Stored data entries:
----------------------------------------
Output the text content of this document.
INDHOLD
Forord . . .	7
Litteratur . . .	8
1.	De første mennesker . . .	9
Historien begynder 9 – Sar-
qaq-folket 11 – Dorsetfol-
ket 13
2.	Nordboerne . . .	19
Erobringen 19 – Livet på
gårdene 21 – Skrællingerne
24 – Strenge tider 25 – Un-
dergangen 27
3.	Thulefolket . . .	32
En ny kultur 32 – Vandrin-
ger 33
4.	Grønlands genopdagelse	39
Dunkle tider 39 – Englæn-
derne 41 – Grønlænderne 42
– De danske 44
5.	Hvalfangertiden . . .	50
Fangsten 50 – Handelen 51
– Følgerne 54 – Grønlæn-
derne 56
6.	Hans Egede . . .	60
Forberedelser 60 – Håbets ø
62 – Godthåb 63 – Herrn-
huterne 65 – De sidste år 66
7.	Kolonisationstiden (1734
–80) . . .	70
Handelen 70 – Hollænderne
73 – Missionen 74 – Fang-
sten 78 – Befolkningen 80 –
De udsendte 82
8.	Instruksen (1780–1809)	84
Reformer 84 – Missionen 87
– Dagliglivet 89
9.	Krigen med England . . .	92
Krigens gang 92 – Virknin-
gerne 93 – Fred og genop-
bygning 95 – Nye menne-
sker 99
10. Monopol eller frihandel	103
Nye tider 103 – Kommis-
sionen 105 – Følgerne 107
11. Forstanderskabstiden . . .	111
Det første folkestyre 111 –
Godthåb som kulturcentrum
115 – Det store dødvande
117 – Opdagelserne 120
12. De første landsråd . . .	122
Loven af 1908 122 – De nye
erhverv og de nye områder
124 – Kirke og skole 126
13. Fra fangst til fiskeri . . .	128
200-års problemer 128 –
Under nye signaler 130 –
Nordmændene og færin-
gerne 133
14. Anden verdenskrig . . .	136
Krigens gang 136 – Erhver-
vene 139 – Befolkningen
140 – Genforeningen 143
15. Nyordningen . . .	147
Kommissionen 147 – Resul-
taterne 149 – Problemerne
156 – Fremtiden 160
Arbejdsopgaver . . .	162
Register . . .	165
----------------------------------------
▶ What you have to do
All of the entries should be written out again exactly.

▶ Answer to the exercise
Output the text content of this document.
INDHOLD
Forord . . .	7
Litteratur . . .	8
1.	De første mennesker . . .	9
Historien begynder 9 – Sar-
qaq-folket 11 – Dorsetfol-
ket 13
2.	Nordboerne . . .	19
Erobringen 19 – Livet på
gårdene 21 – Skrællingerne
24 – Strenge tider 25 – Un-
dergangen 27
3.	Thulefolket . . .	32
En ny kultur 32 – Vandrin-
ger 33
4.	Grønlands genopdagelse	39
Dunkle tider 39 – Englæn-
derne 41 – Grønlænderne 42
– De danske 44
5.	Hvalfangertiden . . .	50
Fangsten 50 – Handelen 51
– Følgerne 54 – Grønlæn-
derne 56
6.	Hans Egede . . .	60
Forberedelser 60 – Håbets ø
62 – Godthåb 63 – Herrn-
huterne 65 – De sidste år 66
7.	Kolonisationstiden (1734
–80) . . .	70
Handelen 70 – Hollænderne
73 – Missionen 74 – Fang-
sten 78 – Befolkningen 80 –
De udsendte 82
8.	Instruksen (1780–1809)	84
Reformer 84 – Missionen 87
– Dagliglivet 89
9.	Krigen med England . . .	92
Krigens gang 92 – Virknin-
gerne 93 – Fred og genop-
bygning 95 – Nye menne-
sker 99
10. Monopol eller frihandel	103
Nye tider 103 – Kommis-
sionen 105 – Følgerne 107
11. Forstanderskabstiden . . .	111
Det første folkestyre 111 –
Godthåb som kulturcentrum
115 – Det store dødvande
117 – Opdagelserne 120
12. De første landsråd . . .	122
Loven af 1908 122 – De nye
erhverv og de nye områder
124 – Kirke og skole 126
13. Fra fangst til fiskeri . . .	128
200-års problemer 128 –
Under nye signaler 130 –
Nordmændene og færin-
gerne 133
14. Anden verdenskrig . . .	136
Krigens gang 136 – Erhver-
vene 139 – Befolkningen
140 – Genforeningen 143
15. Nyordningen . . .	147
Kommissionen 147 – Resul-
taterne 149 – Problemerne
156 – Fremtiden 160
Arbejdsopgaver . . .	162
Register . . .	165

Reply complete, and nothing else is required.